-- START OF Data provided --

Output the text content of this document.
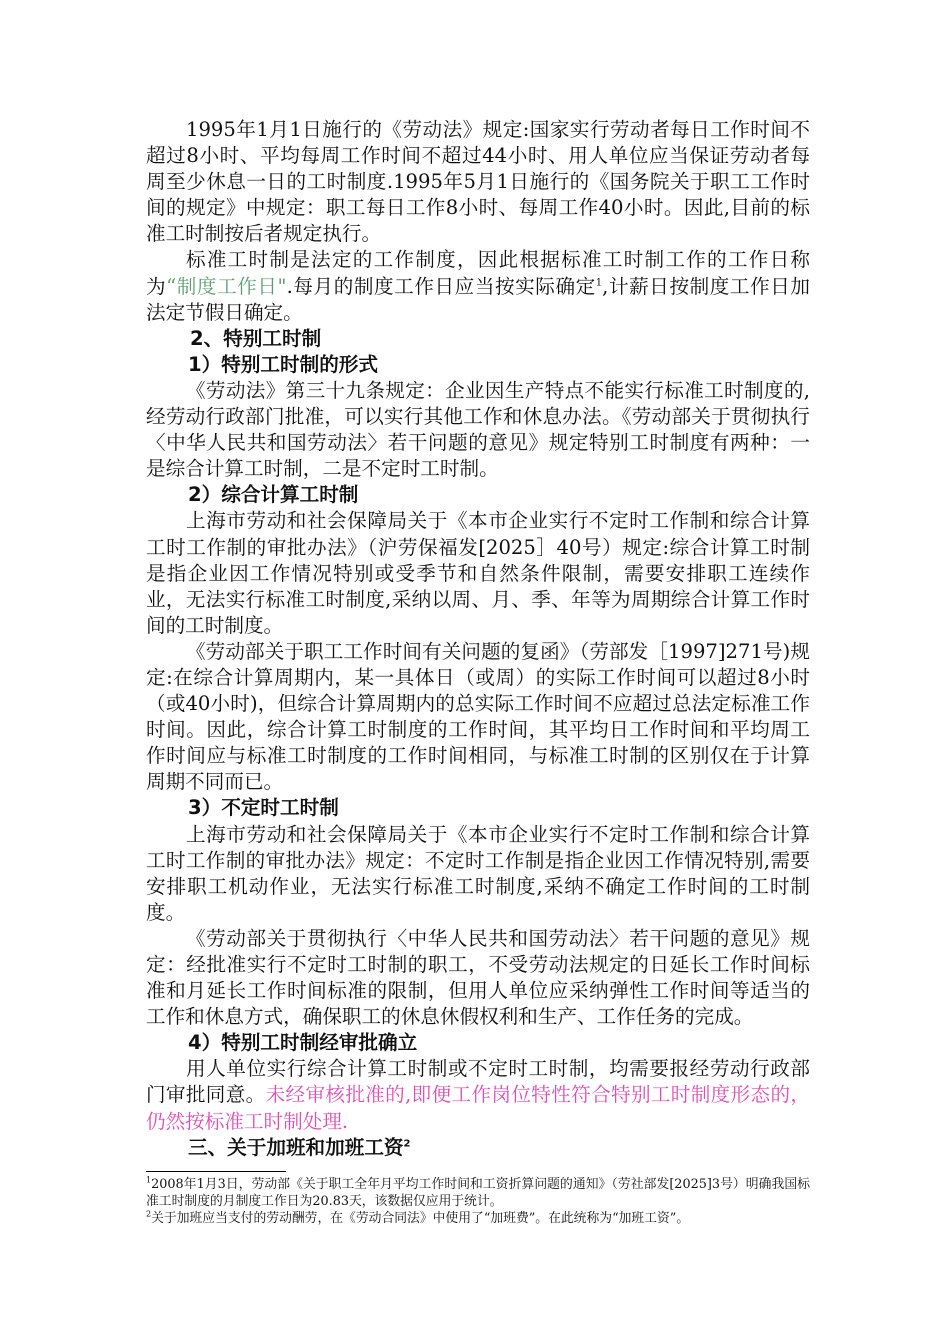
1995年1月1日施行的《劳动法》规定:国家实行劳动者每日工作时间不超过8小时、平均每周工作时间不超过44小时、用人单位应当保证劳动者每周至少休息一日的工时制度.1995年5月1日施行的《国务院关于职工工作时间的规定》中规定：职工每日工作8小时、每周工作40小时。因此,目前的标准工时制按后者规定执行。

标准工时制是法定的工作制度，因此根据标准工时制工作的工作日称为“制度工作日".每月的制度工作日应当按实际确定$^1$,计薪日按制度工作日加法定节假日确定。

2、特别工时制

1）特别工时制的形式

《劳动法》第三十九条规定：企业因生产特点不能实行标准工时制度的,经劳动行政部门批准，可以实行其他工作和休息办法。《劳动部关于贯彻执行〈中华人民共和国劳动法〉若干问题的意见》规定特别工时制度有两种：一是综合计算工时制，二是不定时工时制。

2）综合计算工时制

上海市劳动和社会保障局关于《本市企业实行不定时工作制和综合计算工时工作制的审批办法》（沪劳保福发[2025］40号）规定:综合计算工时制是指企业因工作情况特别或受季节和自然条件限制，需要安排职工连续作业，无法实行标准工时制度,采纳以周、月、季、年等为周期综合计算工作时间的工时制度。

《劳动部关于职工工作时间有关问题的复函》（劳部发［1997]271号)规定:在综合计算周期内，某一具体日（或周）的实际工作时间可以超过8小时（或40小时)，但综合计算周期内的总实际工作时间不应超过总法定标准工作时间。因此，综合计算工时制度的工作时间，其平均日工作时间和平均周工作时间应与标准工时制度的工作时间相同，与标准工时制的区别仅在于计算周期不同而已。

3）不定时工时制

上海市劳动和社会保障局关于《本市企业实行不定时工作制和综合计算工时工作制的审批办法》规定：不定时工作制是指企业因工作情况特别,需要安排职工机动作业，无法实行标准工时制度,采纳不确定工作时间的工时制度。

《劳动部关于贯彻执行〈中华人民共和国劳动法〉若干问题的意见》规定：经批准实行不定时工时制的职工，不受劳动法规定的日延长工作时间标准和月延长工作时间标准的限制，但用人单位应采纳弹性工作时间等适当的工作和休息方式，确保职工的休息休假权利和生产、工作任务的完成。

4）特别工时制经审批确立

用人单位实行综合计算工时制或不定时工时制，均需要报经劳动行政部门审批同意。未经审核批准的,即便工作岗位特性符合特别工时制度形态的，仍然按标准工时制处理.

三、关于加班和加班工资$^2$

$^1$2008年1月3日，劳动部《关于职工全年月平均工作时间和工资折算问题的通知》（劳社部发[2025]3号）明确我国标准工时制度的月制度工作日为20.83天，该数据仅应用于统计。

$^2$关于加班应当支付的劳动酬劳，在《劳动合同法》中使用了“加班费”。在此统称为“加班工资”。
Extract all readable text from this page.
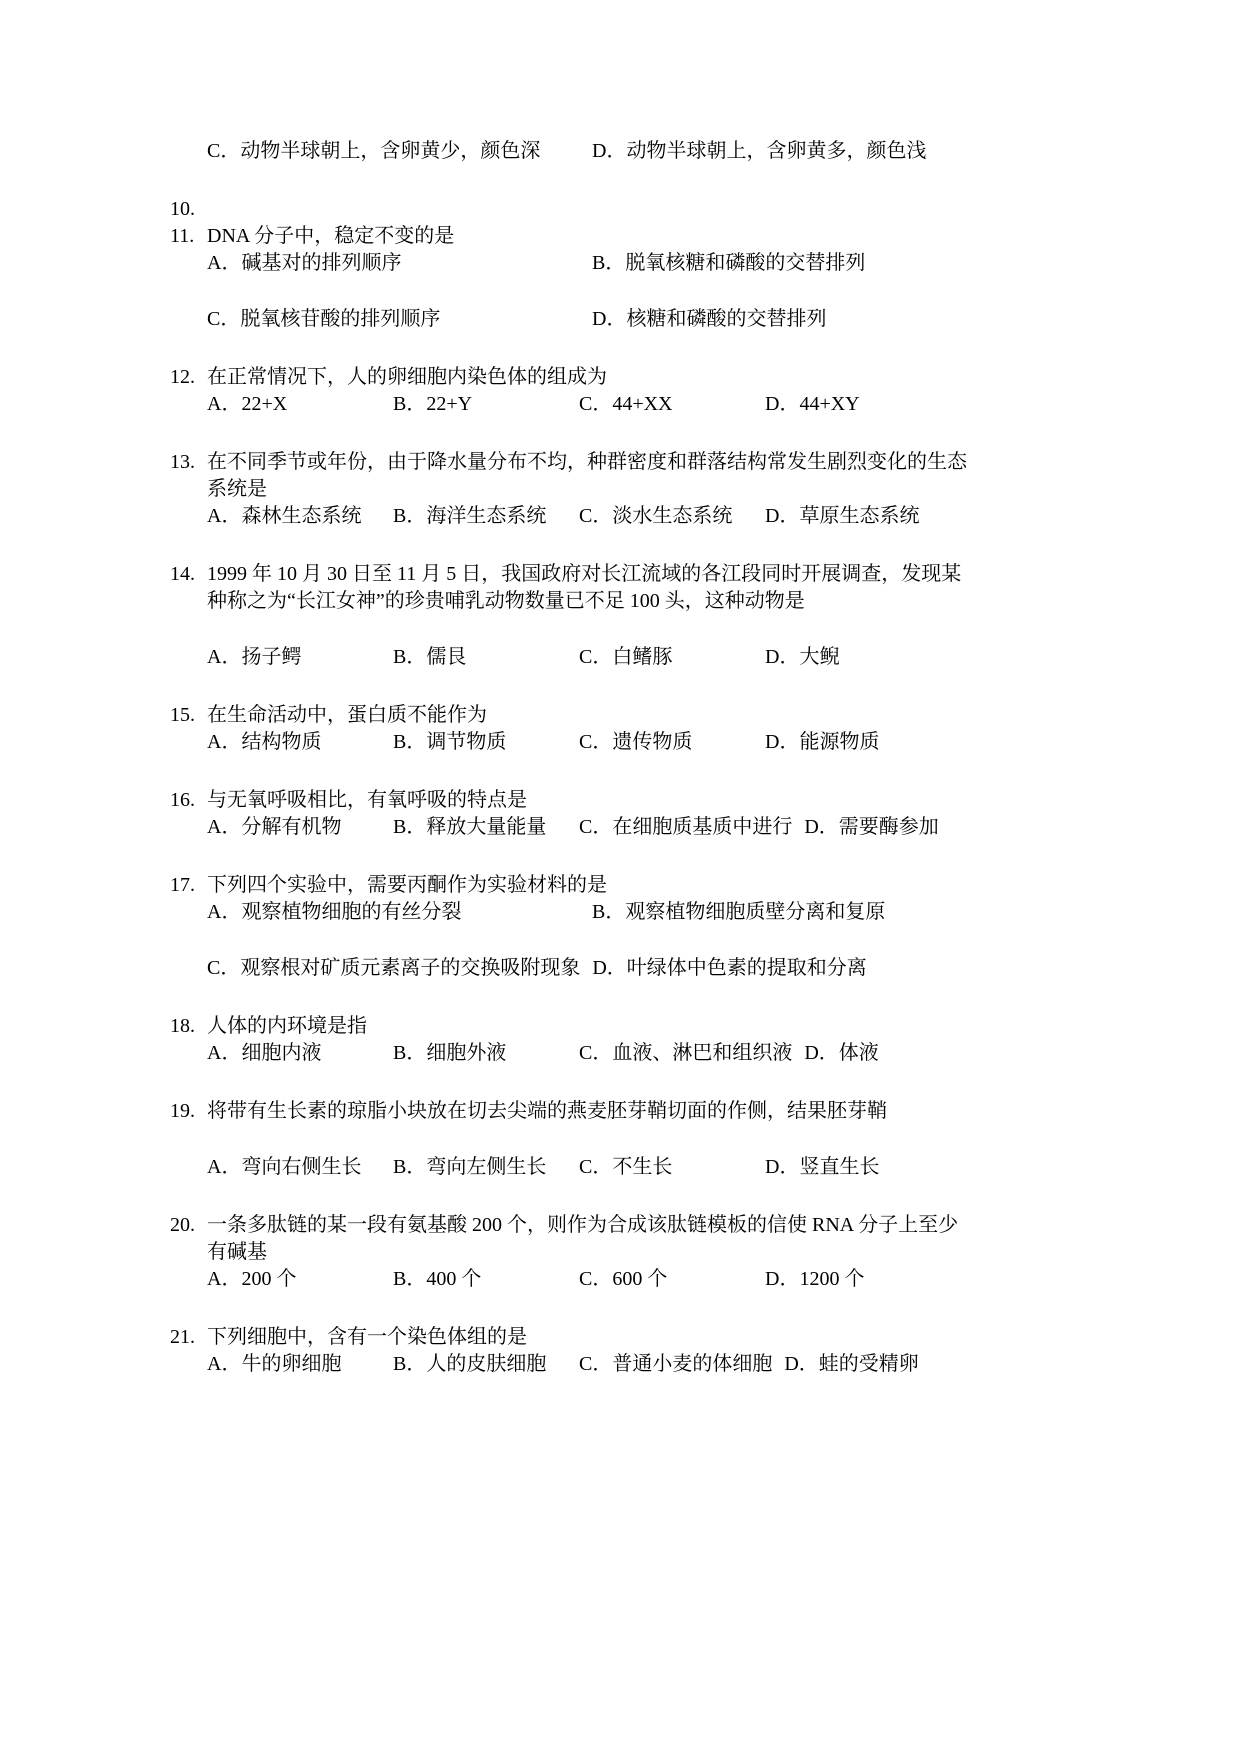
C．动物半球朝上，含卵黄少，颜色深	D．动物半球朝上，含卵黄多，颜色浅
10.
11. DNA 分子中，稳定不变的是
A．碱基对的排列顺序	B．脱氧核糖和磷酸的交替排列
C．脱氧核苷酸的排列顺序	D．核糖和磷酸的交替排列
12. 在正常情况下，人的卵细胞内染色体的组成为
A．22+X	B．22+Y	C．44+XX	D．44+XY
13. 在不同季节或年份，由于降水量分布不均，种群密度和群落结构常发生剧烈变化的生态
系统是
A．森林生态系统	B．海洋生态系统	C．淡水生态系统	D．草原生态系统
14. 1999 年 10 月 30 日至 11 月 5 日，我国政府对长江流域的各江段同时开展调查，发现某
种称之为“长江女神”的珍贵哺乳动物数量已不足 100 头，这种动物是
A．扬子鳄	B．儒艮	C．白鳍豚	D．大鲵
15. 在生命活动中，蛋白质不能作为
A．结构物质	B．调节物质	C．遗传物质	D．能源物质
16. 与无氧呼吸相比，有氧呼吸的特点是
A．分解有机物	B．释放大量能量	C．在细胞质基质中进行 D．需要酶参加
17. 下列四个实验中，需要丙酮作为实验材料的是
A．观察植物细胞的有丝分裂	B．观察植物细胞质壁分离和复原
C．观察根对矿质元素离子的交换吸附现象 D．叶绿体中色素的提取和分离
18. 人体的内环境是指
A．细胞内液	B．细胞外液	C．血液、淋巴和组织液 D．体液
19. 将带有生长素的琼脂小块放在切去尖端的燕麦胚芽鞘切面的作侧，结果胚芽鞘
A．弯向右侧生长	B．弯向左侧生长	C．不生长	D．竖直生长
20. 一条多肽链的某一段有氨基酸 200 个，则作为合成该肽链模板的信使 RNA 分子上至少
有碱基
A．200 个	B．400 个	C．600 个	D．1200 个
21. 下列细胞中，含有一个染色体组的是
A．牛的卵细胞	B．人的皮肤细胞	C．普通小麦的体细胞 D．蛙的受精卵
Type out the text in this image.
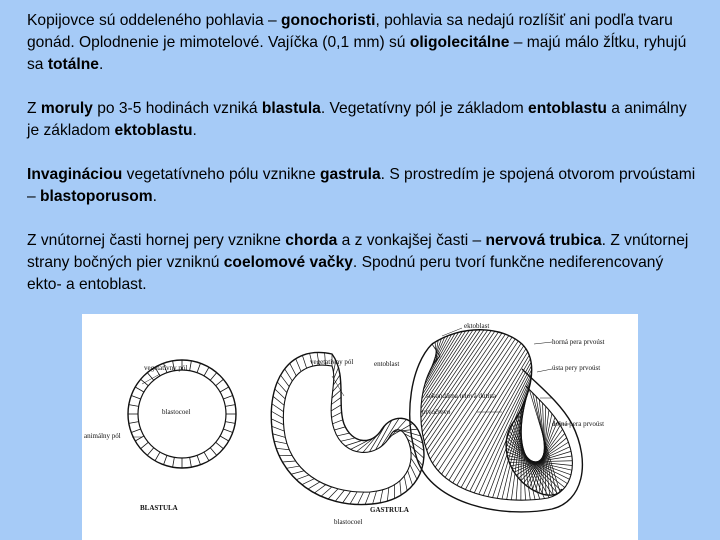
Kopijovce sú oddeleného pohlavia – gonochoristi, pohlavia sa nedajú rozlíšiť ani podľa tvaru gonád. Oplodnenie je mimotelové. Vajíčka (0,1 mm) sú oligolecitálne – majú málo žĺtku, ryhujú sa totálne.

Z moruly po 3-5 hodinách vzniká blastula. Vegetatívny pól je základom entoblastu a animálny je základom ektoblastu.

Invagináciou vegetatívneho pólu vznikne gastrula. S prostredím je spojená otvorom prvoústami – blastoporusom.

Z vnútornej časti hornej pery vznikne chorda a z vonkajšej časti – nervová trubica. Z vnútornej strany bočných pier vzniknú coelomové vačky. Spodnú peru tvorí funkčne nediferencovaný ekto- a entoblast.

vegetatívny pól
blastocoel
animálny pól
vegetatívny pól
blastocoel
ektoblast
entoblast
horná pera prvoúst
ústa pery prvoúst
prvočrevo
sekundárna telová dutina
dolná pera prvoúst
BLASTULA	GASTRULA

-- END OF Data provided --

**Task directions:** Retype the listing exactly. Pictures do not belong in the copy.

**Exercise response:**
Output the text content of this document.
1995年1月1日施行的《劳动法》规定:国家实行劳动者每日工作时间不超过8小时、平均每周工作时间不超过44小时、用人单位应当保证劳动者每周至少休息一日的工时制度.1995年5月1日施行的《国务院关于职工工作时间的规定》中规定：职工每日工作8小时、每周工作40小时。因此,目前的标准工时制按后者规定执行。

标准工时制是法定的工作制度，因此根据标准工时制工作的工作日称为“制度工作日".每月的制度工作日应当按实际确定$^1$,计薪日按制度工作日加法定节假日确定。

2、特别工时制

1）特别工时制的形式

《劳动法》第三十九条规定：企业因生产特点不能实行标准工时制度的,经劳动行政部门批准，可以实行其他工作和休息办法。《劳动部关于贯彻执行〈中华人民共和国劳动法〉若干问题的意见》规定特别工时制度有两种：一是综合计算工时制，二是不定时工时制。

2）综合计算工时制

上海市劳动和社会保障局关于《本市企业实行不定时工作制和综合计算工时工作制的审批办法》（沪劳保福发[2025］40号）规定:综合计算工时制是指企业因工作情况特别或受季节和自然条件限制，需要安排职工连续作业，无法实行标准工时制度,采纳以周、月、季、年等为周期综合计算工作时间的工时制度。

《劳动部关于职工工作时间有关问题的复函》（劳部发［1997]271号)规定:在综合计算周期内，某一具体日（或周）的实际工作时间可以超过8小时（或40小时)，但综合计算周期内的总实际工作时间不应超过总法定标准工作时间。因此，综合计算工时制度的工作时间，其平均日工作时间和平均周工作时间应与标准工时制度的工作时间相同，与标准工时制的区别仅在于计算周期不同而已。

3）不定时工时制

上海市劳动和社会保障局关于《本市企业实行不定时工作制和综合计算工时工作制的审批办法》规定：不定时工作制是指企业因工作情况特别,需要安排职工机动作业，无法实行标准工时制度,采纳不确定工作时间的工时制度。

《劳动部关于贯彻执行〈中华人民共和国劳动法〉若干问题的意见》规定：经批准实行不定时工时制的职工，不受劳动法规定的日延长工作时间标准和月延长工作时间标准的限制，但用人单位应采纳弹性工作时间等适当的工作和休息方式，确保职工的休息休假权利和生产、工作任务的完成。

4）特别工时制经审批确立

用人单位实行综合计算工时制或不定时工时制，均需要报经劳动行政部门审批同意。未经审核批准的,即便工作岗位特性符合特别工时制度形态的，仍然按标准工时制处理.

三、关于加班和加班工资$^2$

$^1$2008年1月3日，劳动部《关于职工全年月平均工作时间和工资折算问题的通知》（劳社部发[2025]3号）明确我国标准工时制度的月制度工作日为20.83天，该数据仅应用于统计。

$^2$关于加班应当支付的劳动酬劳，在《劳动合同法》中使用了“加班费”。在此统称为“加班工资”。
Extract all readable text from this page.
C．动物半球朝上，含卵黄少，颜色深	D．动物半球朝上，含卵黄多，颜色浅
10.
11. DNA 分子中，稳定不变的是
A．碱基对的排列顺序	B．脱氧核糖和磷酸的交替排列
C．脱氧核苷酸的排列顺序	D．核糖和磷酸的交替排列
12. 在正常情况下，人的卵细胞内染色体的组成为
A．22+X	B．22+Y	C．44+XX	D．44+XY
13. 在不同季节或年份，由于降水量分布不均，种群密度和群落结构常发生剧烈变化的生态
系统是
A．森林生态系统	B．海洋生态系统	C．淡水生态系统	D．草原生态系统
14. 1999 年 10 月 30 日至 11 月 5 日，我国政府对长江流域的各江段同时开展调查，发现某
种称之为“长江女神”的珍贵哺乳动物数量已不足 100 头，这种动物是
A．扬子鳄	B．儒艮	C．白鳍豚	D．大鲵
15. 在生命活动中，蛋白质不能作为
A．结构物质	B．调节物质	C．遗传物质	D．能源物质
16. 与无氧呼吸相比，有氧呼吸的特点是
A．分解有机物	B．释放大量能量	C．在细胞质基质中进行 D．需要酶参加
17. 下列四个实验中，需要丙酮作为实验材料的是
A．观察植物细胞的有丝分裂	B．观察植物细胞质壁分离和复原
C．观察根对矿质元素离子的交换吸附现象 D．叶绿体中色素的提取和分离
18. 人体的内环境是指
A．细胞内液	B．细胞外液	C．血液、淋巴和组织液 D．体液
19. 将带有生长素的琼脂小块放在切去尖端的燕麦胚芽鞘切面的作侧，结果胚芽鞘
A．弯向右侧生长	B．弯向左侧生长	C．不生长	D．竖直生长
20. 一条多肽链的某一段有氨基酸 200 个，则作为合成该肽链模板的信使 RNA 分子上至少
有碱基
A．200 个	B．400 个	C．600 个	D．1200 个
21. 下列细胞中，含有一个染色体组的是
A．牛的卵细胞	B．人的皮肤细胞	C．普通小麦的体细胞 D．蛙的受精卵
Type out the text in this image.
Kopijovce sú oddeleného pohlavia – gonochoristi, pohlavia sa nedajú rozlíšiť ani podľa tvaru gonád. Oplodnenie je mimotelové. Vajíčka (0,1 mm) sú oligolecitálne – majú málo žĺtku, ryhujú sa totálne.

Z moruly po 3-5 hodinách vzniká blastula. Vegetatívny pól je základom entoblastu a animálny je základom ektoblastu.

Invagináciou vegetatívneho pólu vznikne gastrula. S prostredím je spojená otvorom prvoústami – blastoporusom.

Z vnútornej časti hornej pery vznikne chorda a z vonkajšej časti – nervová trubica. Z vnútornej strany bočných pier vzniknú coelomové vačky. Spodnú peru tvorí funkčne nediferencovaný ekto- a entoblast.

vegetatívny pól
blastocoel
animálny pól
vegetatívny pól
blastocoel
ektoblast
entoblast
horná pera prvoúst
ústa pery prvoúst
prvočrevo
sekundárna telová dutina
dolná pera prvoúst
BLASTULA	GASTRULA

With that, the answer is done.